**REQUIREMENTS**
Transcribe every line of the listing below without any deviation.

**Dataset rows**

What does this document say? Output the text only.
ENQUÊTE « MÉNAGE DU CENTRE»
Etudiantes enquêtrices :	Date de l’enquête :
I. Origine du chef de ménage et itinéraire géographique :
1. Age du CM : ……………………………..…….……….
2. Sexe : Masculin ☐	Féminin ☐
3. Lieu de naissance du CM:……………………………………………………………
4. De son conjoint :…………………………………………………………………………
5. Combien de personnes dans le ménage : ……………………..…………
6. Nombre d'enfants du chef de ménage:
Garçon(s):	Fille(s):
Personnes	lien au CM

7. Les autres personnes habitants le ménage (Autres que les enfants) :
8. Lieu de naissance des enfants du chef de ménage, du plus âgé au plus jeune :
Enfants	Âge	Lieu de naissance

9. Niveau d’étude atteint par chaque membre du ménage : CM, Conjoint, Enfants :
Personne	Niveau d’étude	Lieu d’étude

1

**THE ANSWER**
What does this document say? Output the text only.
ENQUÊTE « MÉNAGE DU CENTRE»
Etudiantes enquêtrices :	Date de l’enquête :
I. Origine du chef de ménage et itinéraire géographique :
1. Age du CM : ……………………………..…….……….
2. Sexe : Masculin ☐	Féminin ☐
3. Lieu de naissance du CM:……………………………………………………………
4. De son conjoint :…………………………………………………………………………
5. Combien de personnes dans le ménage : ……………………..…………
6. Nombre d'enfants du chef de ménage:
Garçon(s):	Fille(s):
Personnes	lien au CM

7. Les autres personnes habitants le ménage (Autres que les enfants) :
8. Lieu de naissance des enfants du chef de ménage, du plus âgé au plus jeune :
Enfants	Âge	Lieu de naissance

9. Niveau d’étude atteint par chaque membre du ménage : CM, Conjoint, Enfants :
Personne	Niveau d’étude	Lieu d’étude

1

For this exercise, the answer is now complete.